EXERCISE GOAL
Copy out all lines carrying the word "Class".

START

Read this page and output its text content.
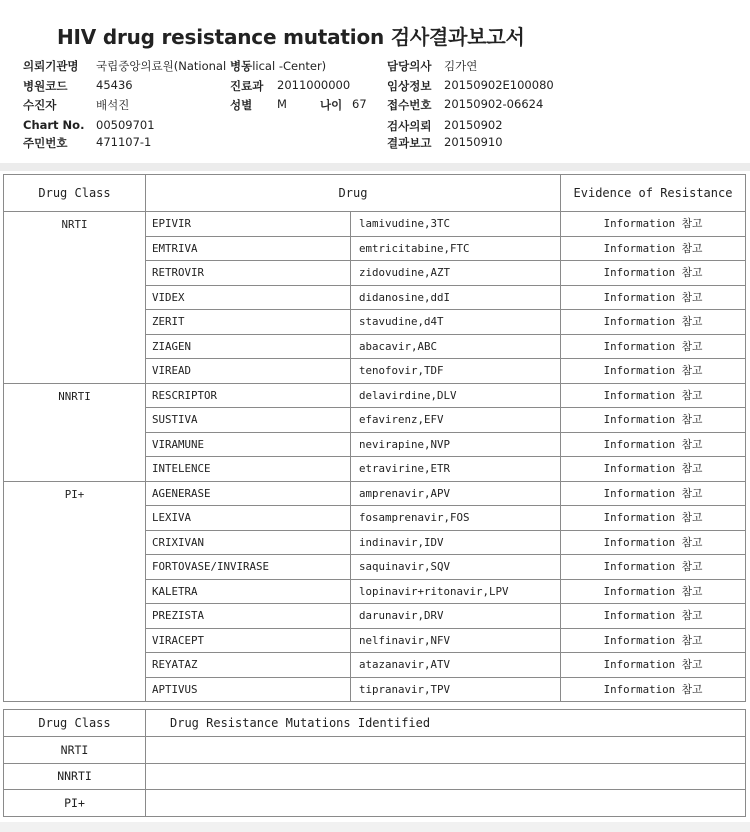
HIV drug resistance mutation 검사결과보고서
의뢰기관명 국립중앙의료원(National 병동lical -Center)	담당의사 김가연
병원코드 45436	진료과 2011000000	임상정보 20150902E100080
수진자	배석진	성별 M	나이 67 접수번호 20150902-06624
Chart No. 00509701	검사의뢰 20150902
주민번호 471107-1	결과보고 20150910
Drug Class	Drug		Evidence of Resistance
NRTI	EPIVIR	lamivudine,3TC	Information 참고
	EMTRIVA	emtricitabine,FTC	Information 참고
	RETROVIR	zidovudine,AZT	Information 참고
	VIDEX	didanosine,ddI	Information 참고
	ZERIT	stavudine,d4T	Information 참고
	ZIAGEN	abacavir,ABC	Information 참고
	VIREAD	tenofovir,TDF	Information 참고
NNRTI	RESCRIPTOR	delavirdine,DLV	Information 참고
	SUSTIVA	efavirenz,EFV	Information 참고
	VIRAMUNE	nevirapine,NVP	Information 참고
	INTELENCE	etravirine,ETR	Information 참고
PI+	AGENERASE	amprenavir,APV	Information 참고
	LEXIVA	fosamprenavir,FOS	Information 참고
	CRIXIVAN	indinavir,IDV	Information 참고
	FORTOVASE/INVIRASE	saquinavir,SQV	Information 참고
	KALETRA	lopinavir+ritonavir,LPV	Information 참고
	PREZISTA	darunavir,DRV	Information 참고
	VIRACEPT	nelfinavir,NFV	Information 참고
	REYATAZ	atazanavir,ATV	Information 참고
	APTIVUS	tipranavir,TPV	Information 참고
Drug Class	Drug Resistance Mutations Identified
NRTI	
NNRTI	
PI+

END

EXERCISE RESULT
Drug Class	Drug		Evidence of Resistance
Drug Class	Drug Resistance Mutations Identified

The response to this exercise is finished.